▶ _Consignes à suivre_: Recopiez mot pour mot chacune des lignes du listing ci-dessous, sans rien y changer.
○ ○ ○ ○ ○ ○ ○
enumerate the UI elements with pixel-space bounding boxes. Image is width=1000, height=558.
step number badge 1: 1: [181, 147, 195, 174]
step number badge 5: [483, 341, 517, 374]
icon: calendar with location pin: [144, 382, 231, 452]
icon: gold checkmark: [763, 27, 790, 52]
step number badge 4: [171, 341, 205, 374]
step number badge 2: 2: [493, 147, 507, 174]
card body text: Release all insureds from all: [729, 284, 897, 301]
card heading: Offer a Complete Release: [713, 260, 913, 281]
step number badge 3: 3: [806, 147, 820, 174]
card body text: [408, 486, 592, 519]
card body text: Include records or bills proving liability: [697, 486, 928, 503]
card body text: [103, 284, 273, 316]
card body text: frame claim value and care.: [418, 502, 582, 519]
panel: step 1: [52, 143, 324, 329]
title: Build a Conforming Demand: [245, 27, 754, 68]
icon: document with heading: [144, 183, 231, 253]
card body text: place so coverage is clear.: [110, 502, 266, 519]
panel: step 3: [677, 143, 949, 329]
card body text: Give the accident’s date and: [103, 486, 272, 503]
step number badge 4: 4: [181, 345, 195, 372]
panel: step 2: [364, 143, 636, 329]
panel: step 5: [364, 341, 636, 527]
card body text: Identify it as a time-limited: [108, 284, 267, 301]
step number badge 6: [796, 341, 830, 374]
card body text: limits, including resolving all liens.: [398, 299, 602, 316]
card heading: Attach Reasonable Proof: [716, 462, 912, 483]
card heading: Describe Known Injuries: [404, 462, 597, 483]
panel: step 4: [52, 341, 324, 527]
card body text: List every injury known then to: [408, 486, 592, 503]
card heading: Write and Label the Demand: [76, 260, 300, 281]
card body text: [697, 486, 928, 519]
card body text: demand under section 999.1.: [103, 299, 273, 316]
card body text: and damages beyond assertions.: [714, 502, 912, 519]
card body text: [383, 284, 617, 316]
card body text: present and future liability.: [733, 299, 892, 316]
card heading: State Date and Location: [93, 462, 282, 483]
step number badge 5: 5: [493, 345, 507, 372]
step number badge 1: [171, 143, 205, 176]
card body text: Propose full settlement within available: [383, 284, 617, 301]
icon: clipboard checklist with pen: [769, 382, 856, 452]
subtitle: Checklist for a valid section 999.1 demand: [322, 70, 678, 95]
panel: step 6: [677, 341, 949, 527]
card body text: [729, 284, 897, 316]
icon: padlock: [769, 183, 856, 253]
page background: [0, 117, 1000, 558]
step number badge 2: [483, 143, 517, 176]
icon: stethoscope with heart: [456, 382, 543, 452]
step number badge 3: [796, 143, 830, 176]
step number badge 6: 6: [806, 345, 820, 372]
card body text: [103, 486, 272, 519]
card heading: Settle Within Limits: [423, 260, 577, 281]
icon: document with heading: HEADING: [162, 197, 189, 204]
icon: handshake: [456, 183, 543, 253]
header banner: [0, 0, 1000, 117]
○ ○ ○ ○ ○ ○ ○
▶ _Réponse attendue_:
enumerate the UI elements with pixel-space bounding boxes. Image is width=1000, height=558.
step number badge 1: 1: [181, 147, 195, 174]
step number badge 5: [483, 341, 517, 374]
icon: calendar with location pin: [144, 382, 231, 452]
icon: gold checkmark: [763, 27, 790, 52]
step number badge 4: [171, 341, 205, 374]
step number badge 2: 2: [493, 147, 507, 174]
card body text: Release all insureds from all: [729, 284, 897, 301]
card heading: Offer a Complete Release: [713, 260, 913, 281]
step number badge 3: 3: [806, 147, 820, 174]
card body text: [408, 486, 592, 519]
card body text: Include records or bills proving liability: [697, 486, 928, 503]
card body text: [103, 284, 273, 316]
card body text: frame claim value and care.: [418, 502, 582, 519]
panel: step 1: [52, 143, 324, 329]
title: Build a Conforming Demand: [245, 27, 754, 68]
icon: document with heading: [144, 183, 231, 253]
card body text: place so coverage is clear.: [110, 502, 266, 519]
panel: step 3: [677, 143, 949, 329]
card body text: Give the accident’s date and: [103, 486, 272, 503]
step number badge 4: 4: [181, 345, 195, 372]
panel: step 2: [364, 143, 636, 329]
panel: step 5: [364, 341, 636, 527]
card body text: Identify it as a time-limited: [108, 284, 267, 301]
step number badge 6: [796, 341, 830, 374]
card body text: limits, including resolving all liens.: [398, 299, 602, 316]
card heading: Attach Reasonable Proof: [716, 462, 912, 483]
card heading: Describe Known Injuries: [404, 462, 597, 483]
panel: step 4: [52, 341, 324, 527]
card body text: List every injury known then to: [408, 486, 592, 503]
card heading: Write and Label the Demand: [76, 260, 300, 281]
card body text: [697, 486, 928, 519]
card body text: demand under section 999.1.: [103, 299, 273, 316]
card body text: and damages beyond assertions.: [714, 502, 912, 519]
card body text: [383, 284, 617, 316]
card body text: present and future liability.: [733, 299, 892, 316]
card heading: State Date and Location: [93, 462, 282, 483]
step number badge 5: 5: [493, 345, 507, 372]
step number badge 1: [171, 143, 205, 176]
card body text: Propose full settlement within available: [383, 284, 617, 301]
icon: clipboard checklist with pen: [769, 382, 856, 452]
subtitle: Checklist for a valid section 999.1 demand: [322, 70, 678, 95]
panel: step 6: [677, 341, 949, 527]
card body text: [729, 284, 897, 316]
icon: padlock: [769, 183, 856, 253]
page background: [0, 117, 1000, 558]
step number badge 2: [483, 143, 517, 176]
icon: stethoscope with heart: [456, 382, 543, 452]
step number badge 3: [796, 143, 830, 176]
step number badge 6: 6: [806, 345, 820, 372]
card body text: [103, 486, 272, 519]
card heading: Settle Within Limits: [423, 260, 577, 281]
icon: document with heading: HEADING: [162, 197, 189, 204]
icon: handshake: [456, 183, 543, 253]
header banner: [0, 0, 1000, 117]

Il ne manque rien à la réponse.